[Raw records]
++++++++++++++++++++
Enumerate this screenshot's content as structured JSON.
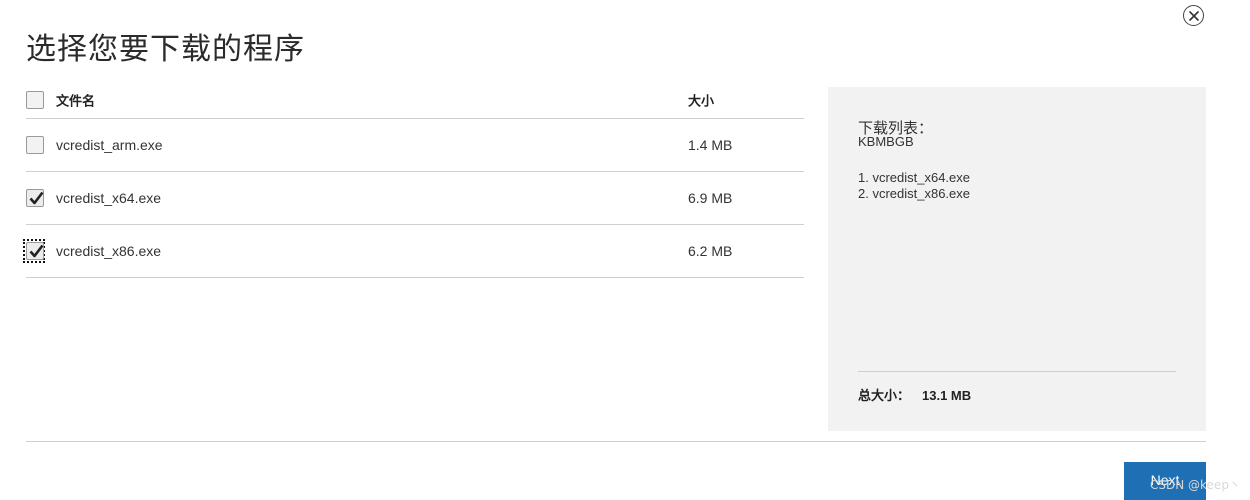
{
  "dialog": {
    "title": "选择您要下载的程序"
  },
  "table": {
    "header": {
      "name": "文件名",
      "size": "大小",
      "checked": false
    },
    "rows": [
      {
        "name": "vcredist_arm.exe",
        "size": "1.4 MB",
        "checked": false
      },
      {
        "name": "vcredist_x64.exe",
        "size": "6.9 MB",
        "checked": true
      },
      {
        "name": "vcredist_x86.exe",
        "size": "6.2 MB",
        "checked": true,
        "focused": true
      }
    ]
  },
  "side_panel": {
    "heading": "下载列表：",
    "sub": "KBMBGB",
    "items": [
      "1. vcredist_x64.exe",
      "2. vcredist_x86.exe"
    ],
    "total_label": "总大小：",
    "total_value": "13.1 MB"
  },
  "footer": {
    "next_label": "Next",
    "watermark": "CSDN @keep丶"
  },
  "icons": {
    "close": "close-circle-icon",
    "check": "checkmark-icon"
  },
  "colors": {
    "accent": "#1f6fb5",
    "panel_bg": "#f2f2f2",
    "divider": "#cfcfcf"
  }
}
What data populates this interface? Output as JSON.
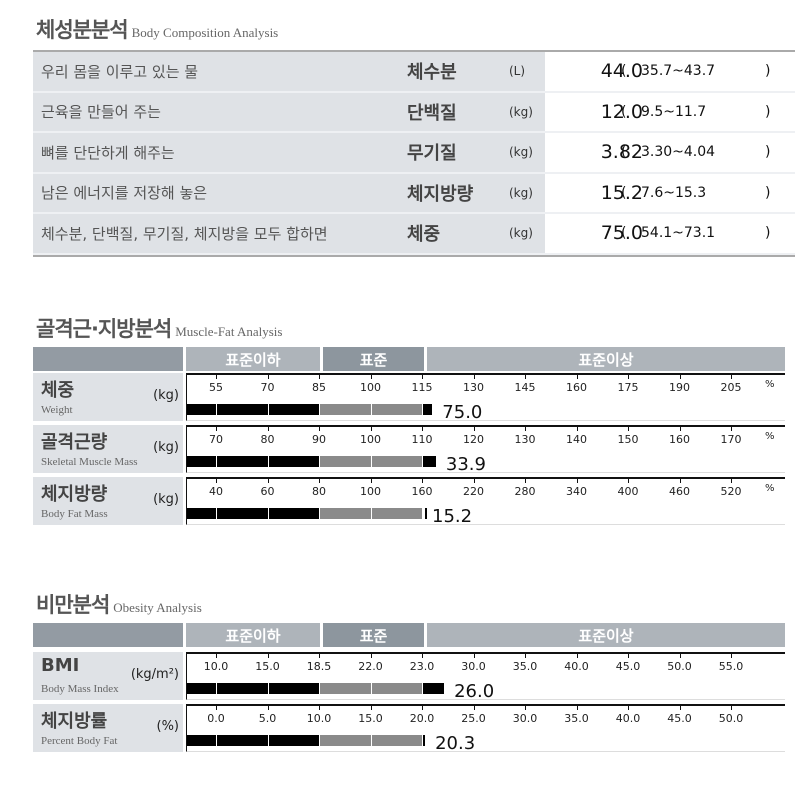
{
  "composition": {
    "title_ko": "체성분분석",
    "title_en": "Body Composition Analysis",
    "rows": [
      {
        "desc": "우리 몸을 이루고 있는 물",
        "name": "체수분",
        "unit": "(L)",
        "value": "44.0",
        "range": "35.7~43.7"
      },
      {
        "desc": "근육을 만들어 주는",
        "name": "단백질",
        "unit": "(kg)",
        "value": "12.0",
        "range": "9.5~11.7"
      },
      {
        "desc": "뼈를 단단하게 해주는",
        "name": "무기질",
        "unit": "(kg)",
        "value": "3.82",
        "range": "3.30~4.04"
      },
      {
        "desc": "남은 에너지를 저장해 놓은",
        "name": "체지방량",
        "unit": "(kg)",
        "value": "15.2",
        "range": "7.6~15.3"
      },
      {
        "desc": "체수분, 단백질, 무기질, 체지방을 모두 합하면",
        "name": "체중",
        "unit": "(kg)",
        "value": "75.0",
        "range": "54.1~73.1"
      }
    ]
  },
  "muscle_fat": {
    "title_ko": "골격근·지방분석",
    "title_en": "Muscle-Fat Analysis",
    "bands": {
      "low": "표준이하",
      "normal": "표준",
      "high": "표준이상"
    },
    "rows": [
      {
        "name_ko": "체중",
        "name_en": "Weight",
        "unit": "(kg)",
        "ticks": [
          "55",
          "70",
          "85",
          "100",
          "115",
          "130",
          "145",
          "160",
          "175",
          "190",
          "205"
        ],
        "tick_unit": "%",
        "value": "75.0",
        "bar_level": 118
      },
      {
        "name_ko": "골격근량",
        "name_en": "Skeletal Muscle Mass",
        "unit": "(kg)",
        "ticks": [
          "70",
          "80",
          "90",
          "100",
          "110",
          "120",
          "130",
          "140",
          "150",
          "160",
          "170"
        ],
        "tick_unit": "%",
        "value": "33.9",
        "bar_level": 112.7
      },
      {
        "name_ko": "체지방량",
        "name_en": "Body Fat Mass",
        "unit": "(kg)",
        "ticks": [
          "40",
          "60",
          "80",
          "100",
          "160",
          "220",
          "280",
          "340",
          "400",
          "460",
          "520"
        ],
        "tick_unit": "%",
        "value": "15.2",
        "bar_level": 160
      }
    ]
  },
  "obesity": {
    "title_ko": "비만분석",
    "title_en": "Obesity Analysis",
    "bands": {
      "low": "표준이하",
      "normal": "표준",
      "high": "표준이상"
    },
    "rows": [
      {
        "name_ko": "BMI",
        "name_en": "Body Mass Index",
        "unit": "(kg/m²)",
        "ticks": [
          "10.0",
          "15.0",
          "18.5",
          "22.0",
          "23.0",
          "30.0",
          "35.0",
          "40.0",
          "45.0",
          "50.0",
          "55.0"
        ],
        "tick_unit": "",
        "value": "26.0",
        "bar_level": 26.0
      },
      {
        "name_ko": "체지방률",
        "name_en": "Percent Body Fat",
        "unit": "(%)",
        "ticks": [
          "0.0",
          "5.0",
          "10.0",
          "15.0",
          "20.0",
          "25.0",
          "30.0",
          "35.0",
          "40.0",
          "45.0",
          "50.0"
        ],
        "tick_unit": "",
        "value": "20.3",
        "bar_level": 20.3
      }
    ]
  }
}
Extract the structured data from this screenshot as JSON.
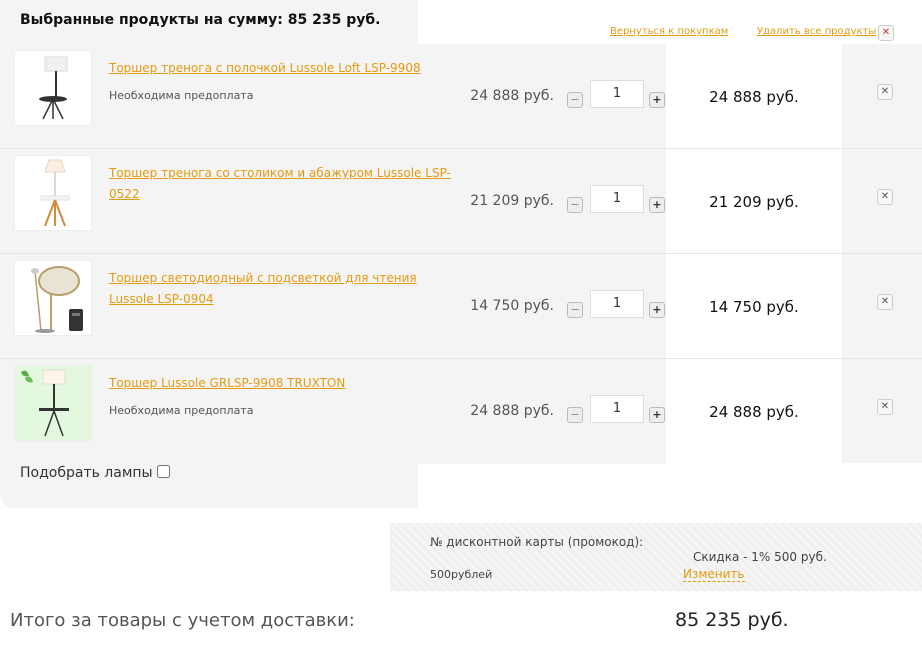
{
  "header": {
    "title_prefix": "Выбранные продукты на сумму:",
    "title_sum": "85 235 руб.",
    "back_link": "Вернуться к покупкам",
    "clear_link": "Удалить все продукты",
    "clear_icon": "close-icon"
  },
  "items": [
    {
      "name": "Торшер тренога с полочкой Lussole Loft LSP-9908",
      "note": "Необходима предоплата",
      "price": "24 888 руб.",
      "qty": "1",
      "total": "24 888 руб.",
      "minus": "−",
      "plus": "+",
      "remove": "✕"
    },
    {
      "name": "Торшер тренога со столиком и абажуром Lussole LSP-0522",
      "note": "",
      "price": "21 209 руб.",
      "qty": "1",
      "total": "21 209 руб.",
      "minus": "−",
      "plus": "+",
      "remove": "✕"
    },
    {
      "name": "Торшер светодиодный с подсветкой для чтения Lussole LSP-0904",
      "note": "",
      "price": "14 750 руб.",
      "qty": "1",
      "total": "14 750 руб.",
      "minus": "−",
      "plus": "+",
      "remove": "✕"
    },
    {
      "name": "Торшер Lussole GRLSP-9908 TRUXTON",
      "note": "Необходима предоплата",
      "price": "24 888 руб.",
      "qty": "1",
      "total": "24 888 руб.",
      "minus": "−",
      "plus": "+",
      "remove": "✕"
    }
  ],
  "pick_lamps": "Подобрать лампы",
  "discount": {
    "label": "№ дисконтной карты (промокод):",
    "sale": "Скидка - 1% 500 руб.",
    "code": "500рублей",
    "change": "Изменить"
  },
  "summary": {
    "label": "Итого за товары с учетом доставки:",
    "value": "85 235 руб."
  },
  "colors": {
    "link": "#e39b12",
    "panel": "#f4f4f4"
  }
}
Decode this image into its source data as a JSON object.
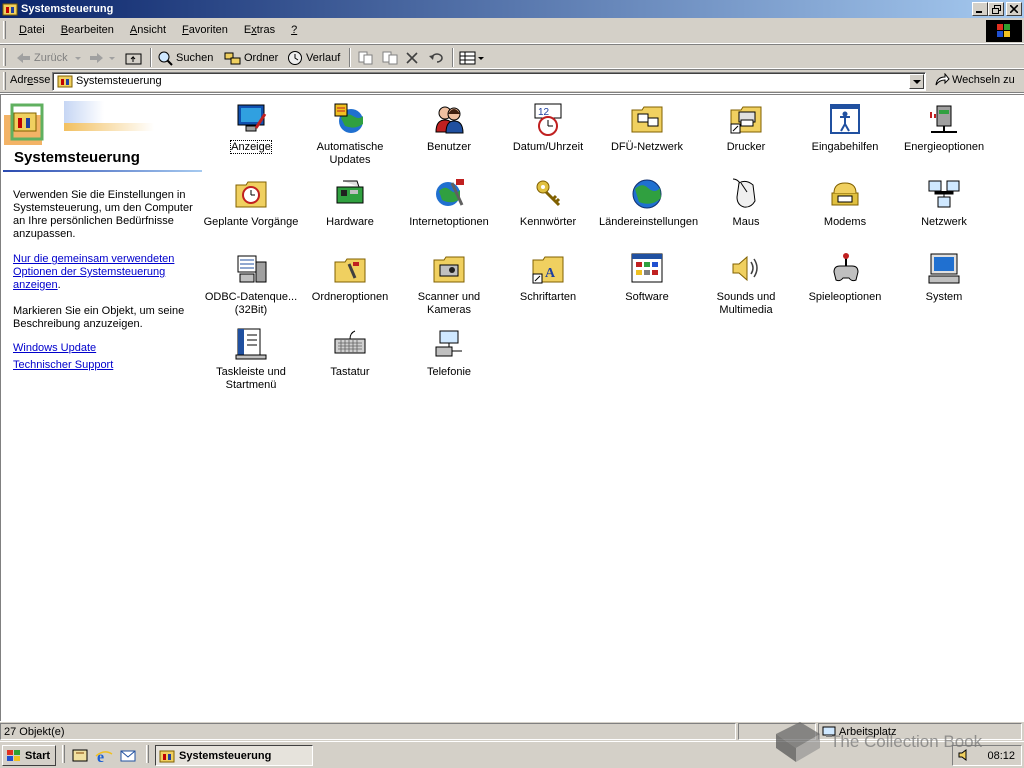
++++++++++++++++++++
> [Prompt]:
Your task is to set down the records shown above exactly, minus any pictures.

> [Result of this exercise]:
Enumerate this screenshot's content as structured JSON.
{
  "dialog": {
    "title": "选择您要下载的程序"
  },
  "table": {
    "header": {
      "name": "文件名",
      "size": "大小",
      "checked": false
    },
    "rows": [
      {
        "name": "vcredist_arm.exe",
        "size": "1.4 MB",
        "checked": false
      },
      {
        "name": "vcredist_x64.exe",
        "size": "6.9 MB",
        "checked": true
      },
      {
        "name": "vcredist_x86.exe",
        "size": "6.2 MB",
        "checked": true,
        "focused": true
      }
    ]
  },
  "side_panel": {
    "heading": "下载列表：",
    "sub": "KBMBGB",
    "items": [
      "1. vcredist_x64.exe",
      "2. vcredist_x86.exe"
    ],
    "total_label": "总大小：",
    "total_value": "13.1 MB"
  },
  "footer": {
    "next_label": "Next",
    "watermark": "CSDN @keep丶"
  },
  "icons": {
    "close": "close-circle-icon",
    "check": "checkmark-icon"
  },
  "colors": {
    "accent": "#1f6fb5",
    "panel_bg": "#f2f2f2",
    "divider": "#cfcfcf"
  }
}
What data populates this interface? Output as JSON.
{
  "composition": {
    "title_ko": "체성분분석",
    "title_en": "Body Composition Analysis",
    "rows": [
      {
        "desc": "우리 몸을 이루고 있는 물",
        "name": "체수분",
        "unit": "(L)",
        "value": "44.0",
        "range": "35.7~43.7"
      },
      {
        "desc": "근육을 만들어 주는",
        "name": "단백질",
        "unit": "(kg)",
        "value": "12.0",
        "range": "9.5~11.7"
      },
      {
        "desc": "뼈를 단단하게 해주는",
        "name": "무기질",
        "unit": "(kg)",
        "value": "3.82",
        "range": "3.30~4.04"
      },
      {
        "desc": "남은 에너지를 저장해 놓은",
        "name": "체지방량",
        "unit": "(kg)",
        "value": "15.2",
        "range": "7.6~15.3"
      },
      {
        "desc": "체수분, 단백질, 무기질, 체지방을 모두 합하면",
        "name": "체중",
        "unit": "(kg)",
        "value": "75.0",
        "range": "54.1~73.1"
      }
    ]
  },
  "muscle_fat": {
    "title_ko": "골격근·지방분석",
    "title_en": "Muscle-Fat Analysis",
    "bands": {
      "low": "표준이하",
      "normal": "표준",
      "high": "표준이상"
    },
    "rows": [
      {
        "name_ko": "체중",
        "name_en": "Weight",
        "unit": "(kg)",
        "ticks": [
          "55",
          "70",
          "85",
          "100",
          "115",
          "130",
          "145",
          "160",
          "175",
          "190",
          "205"
        ],
        "tick_unit": "%",
        "value": "75.0",
        "bar_level": 118
      },
      {
        "name_ko": "골격근량",
        "name_en": "Skeletal Muscle Mass",
        "unit": "(kg)",
        "ticks": [
          "70",
          "80",
          "90",
          "100",
          "110",
          "120",
          "130",
          "140",
          "150",
          "160",
          "170"
        ],
        "tick_unit": "%",
        "value": "33.9",
        "bar_level": 112.7
      },
      {
        "name_ko": "체지방량",
        "name_en": "Body Fat Mass",
        "unit": "(kg)",
        "ticks": [
          "40",
          "60",
          "80",
          "100",
          "160",
          "220",
          "280",
          "340",
          "400",
          "460",
          "520"
        ],
        "tick_unit": "%",
        "value": "15.2",
        "bar_level": 160
      }
    ]
  },
  "obesity": {
    "title_ko": "비만분석",
    "title_en": "Obesity Analysis",
    "bands": {
      "low": "표준이하",
      "normal": "표준",
      "high": "표준이상"
    },
    "rows": [
      {
        "name_ko": "BMI",
        "name_en": "Body Mass Index",
        "unit": "(kg/m²)",
        "ticks": [
          "10.0",
          "15.0",
          "18.5",
          "22.0",
          "23.0",
          "30.0",
          "35.0",
          "40.0",
          "45.0",
          "50.0",
          "55.0"
        ],
        "tick_unit": "",
        "value": "26.0",
        "bar_level": 26.0
      },
      {
        "name_ko": "체지방률",
        "name_en": "Percent Body Fat",
        "unit": "(%)",
        "ticks": [
          "0.0",
          "5.0",
          "10.0",
          "15.0",
          "20.0",
          "25.0",
          "30.0",
          "35.0",
          "40.0",
          "45.0",
          "50.0"
        ],
        "tick_unit": "",
        "value": "20.3",
        "bar_level": 20.3
      }
    ]
  }
}
Extract the structured data from this screenshot as JSON.
{
  "header": {
    "title_prefix": "Выбранные продукты на сумму:",
    "title_sum": "85 235 руб.",
    "back_link": "Вернуться к покупкам",
    "clear_link": "Удалить все продукты",
    "clear_icon": "close-icon"
  },
  "items": [
    {
      "name": "Торшер тренога с полочкой Lussole Loft LSP-9908",
      "note": "Необходима предоплата",
      "price": "24 888 руб.",
      "qty": "1",
      "total": "24 888 руб.",
      "minus": "−",
      "plus": "+",
      "remove": "✕"
    },
    {
      "name": "Торшер тренога со столиком и абажуром Lussole LSP-0522",
      "note": "",
      "price": "21 209 руб.",
      "qty": "1",
      "total": "21 209 руб.",
      "minus": "−",
      "plus": "+",
      "remove": "✕"
    },
    {
      "name": "Торшер светодиодный с подсветкой для чтения Lussole LSP-0904",
      "note": "",
      "price": "14 750 руб.",
      "qty": "1",
      "total": "14 750 руб.",
      "minus": "−",
      "plus": "+",
      "remove": "✕"
    },
    {
      "name": "Торшер Lussole GRLSP-9908 TRUXTON",
      "note": "Необходима предоплата",
      "price": "24 888 руб.",
      "qty": "1",
      "total": "24 888 руб.",
      "minus": "−",
      "plus": "+",
      "remove": "✕"
    }
  ],
  "pick_lamps": "Подобрать лампы",
  "discount": {
    "label": "№ дисконтной карты (промокод):",
    "sale": "Скидка - 1% 500 руб.",
    "code": "500рублей",
    "change": "Изменить"
  },
  "summary": {
    "label": "Итого за товары с учетом доставки:",
    "value": "85 235 руб."
  },
  "colors": {
    "link": "#e39b12",
    "panel": "#f4f4f4"
  }
}
Decode this image into its source data as a JSON object.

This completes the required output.